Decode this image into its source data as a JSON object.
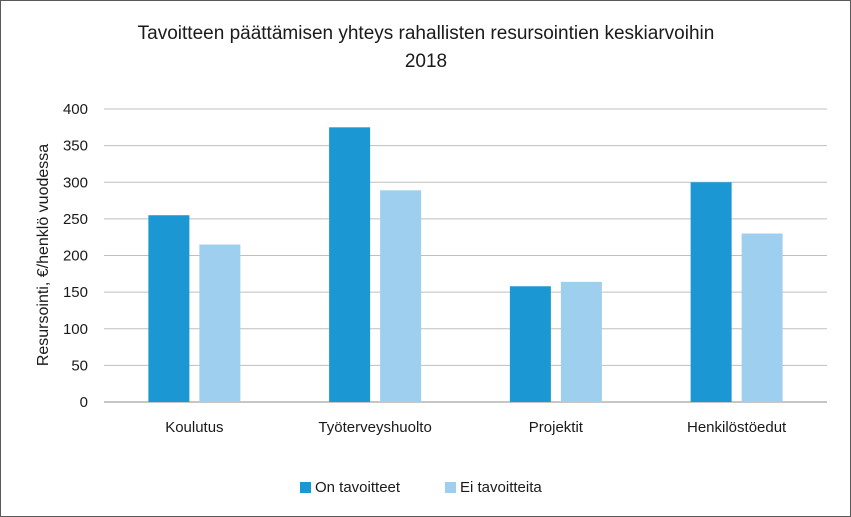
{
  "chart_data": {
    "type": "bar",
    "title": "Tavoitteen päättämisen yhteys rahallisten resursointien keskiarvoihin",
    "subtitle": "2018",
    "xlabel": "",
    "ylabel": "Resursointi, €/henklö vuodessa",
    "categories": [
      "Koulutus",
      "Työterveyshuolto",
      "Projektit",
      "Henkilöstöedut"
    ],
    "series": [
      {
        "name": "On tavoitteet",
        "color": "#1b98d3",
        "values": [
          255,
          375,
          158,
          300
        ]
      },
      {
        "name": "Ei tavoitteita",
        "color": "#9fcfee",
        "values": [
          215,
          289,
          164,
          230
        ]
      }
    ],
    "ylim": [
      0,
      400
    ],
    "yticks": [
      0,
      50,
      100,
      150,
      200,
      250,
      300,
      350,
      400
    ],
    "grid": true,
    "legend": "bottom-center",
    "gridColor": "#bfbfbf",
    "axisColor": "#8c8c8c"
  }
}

######

All of the material above should be reproduced exactly, except the pictures.

TASK RESULT:
Decode this image into its source data as a JSON object.
{
  "chart_data": {
    "type": "bar",
    "title": "Tavoitteen päättämisen yhteys rahallisten resursointien keskiarvoihin",
    "subtitle": "2018",
    "xlabel": "",
    "ylabel": "Resursointi, €/henklö vuodessa",
    "categories": [
      "Koulutus",
      "Työterveyshuolto",
      "Projektit",
      "Henkilöstöedut"
    ],
    "series": [
      {
        "name": "On tavoitteet",
        "color": "#1b98d3",
        "values": [
          255,
          375,
          158,
          300
        ]
      },
      {
        "name": "Ei tavoitteita",
        "color": "#9fcfee",
        "values": [
          215,
          289,
          164,
          230
        ]
      }
    ],
    "ylim": [
      0,
      400
    ],
    "yticks": [
      0,
      50,
      100,
      150,
      200,
      250,
      300,
      350,
      400
    ],
    "grid": true,
    "legend": "bottom-center",
    "gridColor": "#bfbfbf",
    "axisColor": "#8c8c8c"
  }
}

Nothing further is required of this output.